◆ **Selected extract**:
-- Begin --

For anyone who is concerned with our cultural history, much of it is taking place online, on blogs. Making sense of our collective past, especially our recent past, must take the digital narratives of events into account. Blogs are the diaries and letters of the present day. At the same time, they often refer to other blogs, news reports, digital images, videos, and sound recordings. Understanding a point in the past is made simpler with blogs because readers are able to find easily contemporaneous informal stories recounting the same events. Yet this creates a problem—figuring out how to store this linked set of web sites and media for later retrieval and/or reassembly. The Cluetrain Manifesto: The End of Business as Usual (Perseus) by Rick Levine et al. asserts that markets are conversations. What is becoming more clear is that history is also a conversation. The truism that “history is written by the winners” is no longer quite as relevant in an age where barriers to publishing are low and benefits of participation are high. I was first made aware of the value of blogs in reporting after an earthquake I experienced in Seattle in 2001. It was brief, and by the time it was over, I jumped online to see what had happened elsewhere in the city. The local news outlets had nothing on their web sites yet. This was a significant event that literally had not happened yet online. I checked MetaFilter.com, a large group blog that I participate in, and people were reporting what had happened from all over the Pacific Northwest. As news outlets began to get reports online, links were included in the thread nearly in the order they arrived online. Many of those links, though now defunct, still provide interesting insight into how news of a small-scale disaster propagates.

-- End --

◆ **Material to process**:
-- Begin --

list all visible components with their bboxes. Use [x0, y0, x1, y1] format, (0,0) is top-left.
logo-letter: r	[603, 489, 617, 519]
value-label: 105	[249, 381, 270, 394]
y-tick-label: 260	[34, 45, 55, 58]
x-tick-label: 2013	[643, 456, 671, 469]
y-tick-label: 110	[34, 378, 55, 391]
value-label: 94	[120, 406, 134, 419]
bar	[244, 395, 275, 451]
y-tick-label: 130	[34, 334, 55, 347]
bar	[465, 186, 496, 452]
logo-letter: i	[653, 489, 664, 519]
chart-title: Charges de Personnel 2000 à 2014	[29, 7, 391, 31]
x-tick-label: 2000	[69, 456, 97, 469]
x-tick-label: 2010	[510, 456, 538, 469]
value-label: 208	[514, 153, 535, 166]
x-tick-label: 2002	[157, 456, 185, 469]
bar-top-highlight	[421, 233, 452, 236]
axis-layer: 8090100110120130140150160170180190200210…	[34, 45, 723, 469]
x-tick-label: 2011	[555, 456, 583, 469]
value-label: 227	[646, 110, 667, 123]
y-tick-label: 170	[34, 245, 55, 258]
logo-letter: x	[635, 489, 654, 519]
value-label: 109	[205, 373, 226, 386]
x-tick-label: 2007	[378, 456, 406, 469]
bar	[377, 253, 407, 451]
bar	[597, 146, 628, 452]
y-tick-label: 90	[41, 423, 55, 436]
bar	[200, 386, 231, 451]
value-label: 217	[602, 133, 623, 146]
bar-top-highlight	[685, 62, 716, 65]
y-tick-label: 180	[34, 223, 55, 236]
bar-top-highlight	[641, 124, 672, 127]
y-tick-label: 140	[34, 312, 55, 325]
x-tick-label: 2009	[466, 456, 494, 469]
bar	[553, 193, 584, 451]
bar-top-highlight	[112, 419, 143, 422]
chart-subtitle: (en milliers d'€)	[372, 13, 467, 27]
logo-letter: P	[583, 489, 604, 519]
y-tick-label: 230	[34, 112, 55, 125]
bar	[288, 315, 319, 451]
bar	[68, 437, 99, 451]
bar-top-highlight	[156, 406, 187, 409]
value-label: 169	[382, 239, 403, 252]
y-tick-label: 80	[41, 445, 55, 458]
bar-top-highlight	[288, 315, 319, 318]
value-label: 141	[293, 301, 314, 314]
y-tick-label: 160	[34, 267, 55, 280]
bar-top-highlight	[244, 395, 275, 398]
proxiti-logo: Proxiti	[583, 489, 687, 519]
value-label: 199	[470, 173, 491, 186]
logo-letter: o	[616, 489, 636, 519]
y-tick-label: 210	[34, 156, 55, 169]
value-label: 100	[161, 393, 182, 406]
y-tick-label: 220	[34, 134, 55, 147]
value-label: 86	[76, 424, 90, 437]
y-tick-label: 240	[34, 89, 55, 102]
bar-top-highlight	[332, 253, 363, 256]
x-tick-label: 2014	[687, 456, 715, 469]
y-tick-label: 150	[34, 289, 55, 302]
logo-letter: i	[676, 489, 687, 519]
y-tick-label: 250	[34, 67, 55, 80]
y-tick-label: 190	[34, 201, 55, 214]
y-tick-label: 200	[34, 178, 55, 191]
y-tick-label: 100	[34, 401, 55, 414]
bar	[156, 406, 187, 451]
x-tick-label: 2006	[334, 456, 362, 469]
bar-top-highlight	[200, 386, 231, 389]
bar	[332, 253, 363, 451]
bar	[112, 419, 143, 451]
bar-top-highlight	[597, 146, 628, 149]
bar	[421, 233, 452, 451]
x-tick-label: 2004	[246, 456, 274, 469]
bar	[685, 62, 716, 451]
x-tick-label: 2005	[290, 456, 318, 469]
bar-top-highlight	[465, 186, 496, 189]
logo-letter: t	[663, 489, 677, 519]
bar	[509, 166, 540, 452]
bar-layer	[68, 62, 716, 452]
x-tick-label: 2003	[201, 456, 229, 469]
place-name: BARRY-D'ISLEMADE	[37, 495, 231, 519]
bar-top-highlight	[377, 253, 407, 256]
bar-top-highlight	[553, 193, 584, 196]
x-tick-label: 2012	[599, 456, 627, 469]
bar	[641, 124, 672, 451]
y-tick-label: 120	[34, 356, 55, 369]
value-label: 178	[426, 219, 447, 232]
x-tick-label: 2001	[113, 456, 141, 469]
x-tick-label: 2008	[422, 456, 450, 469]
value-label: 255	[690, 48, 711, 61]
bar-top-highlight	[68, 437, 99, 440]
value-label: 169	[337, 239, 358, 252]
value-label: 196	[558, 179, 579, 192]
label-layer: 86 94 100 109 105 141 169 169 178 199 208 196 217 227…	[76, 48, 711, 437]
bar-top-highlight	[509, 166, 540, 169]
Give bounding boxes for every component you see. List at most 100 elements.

-- End --
-- Begin --

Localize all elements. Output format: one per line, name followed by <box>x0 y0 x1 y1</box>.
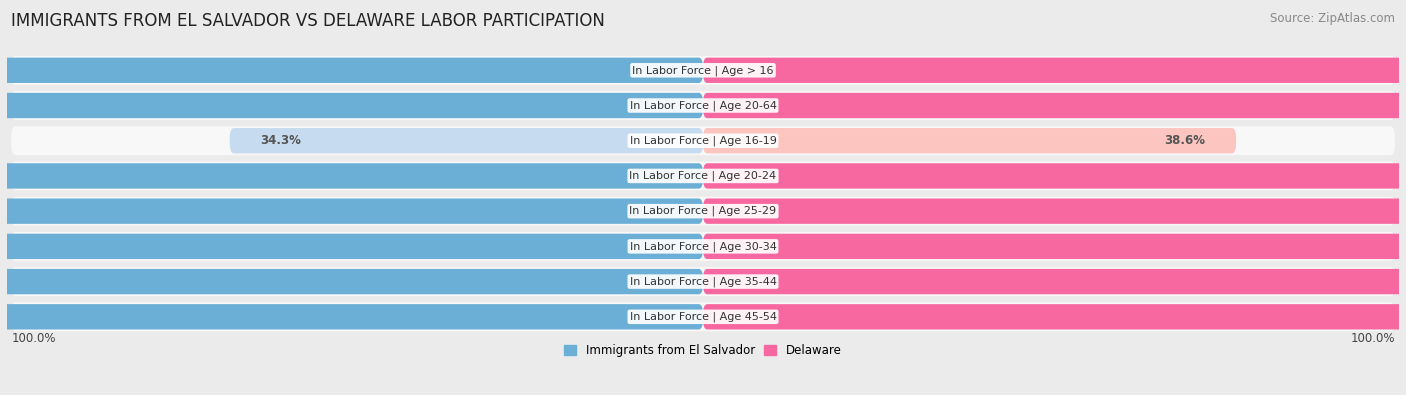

-- End --

◆ **Challenges**:
• 1. Repeat the passage on blogs as a record of history word for word.
• 2. From the first block of entries, take the part that opens with the line containing "list all visible" and closes with the line containing "153, 535, 166]", and give it as a Markdown table with the columns Row and Text, leaving out blank lines.

◆ **Solutions to the problems**:
• 1.
For anyone who is concerned with our cultural history, much of it is taking place online, on blogs. Making sense of our collective past, especially our recent past, must take the digital narratives of events into account. Blogs are the diaries and letters of the present day. At the same time, they often refer to other blogs, news reports, digital images, videos, and sound recordings. Understanding a point in the past is made simpler with blogs because readers are able to find easily contemporaneous informal stories recounting the same events. Yet this creates a problem—figuring out how to store this linked set of web sites and media for later retrieval and/or reassembly. The Cluetrain Manifesto: The End of Business as Usual (Perseus) by Rick Levine et al. asserts that markets are conversations. What is becoming more clear is that history is also a conversation. The truism that “history is written by the winners” is no longer quite as relevant in an age where barriers to publishing are low and benefits of participation are high. I was first made aware of the value of blogs in reporting after an earthquake I experienced in Seattle in 2001. It was brief, and by the time it was over, I jumped online to see what had happened elsewhere in the city. The local news outlets had nothing on their web sites yet. This was a significant event that literally had not happened yet online. I checked MetaFilter.com, a large group blog that I participate in, and people were reporting what had happened from all over the Pacific Northwest. As news outlets began to get reports online, links were included in the thread nearly in the order they arrived online. Many of those links, though now defunct, still provide interesting insight into how news of a small-scale disaster propagates.

• 2.
| Row | Text |
|---|---|
| 1 | list all visible components with their bboxes. Use [x0, y0, x1, y1] format, (0,0) is top-left. |
| 2 | logo-letter: r	[603, 489, 617, 519] |
| 3 | value-label: 105	[249, 381, 270, 394] |
| 4 | y-tick-label: 260	[34, 45, 55, 58] |
| 5 | x-tick-label: 2013	[643, 456, 671, 469] |
| 6 | y-tick-label: 110	[34, 378, 55, 391] |
| 7 | value-label: 94	[120, 406, 134, 419] |
| 8 | bar	[244, 395, 275, 451] |
| 9 | y-tick-label: 130	[34, 334, 55, 347] |
| 10 | bar	[465, 186, 496, 452] |
| 11 | logo-letter: i	[653, 489, 664, 519] |
| 12 | chart-title: Charges de Personnel 2000 à 2014	[29, 7, 391, 31] |
| 13 | x-tick-label: 2000	[69, 456, 97, 469] |
| 14 | x-tick-label: 2010	[510, 456, 538, 469] |
| 15 | value-label: 208	[514, 153, 535, 166] |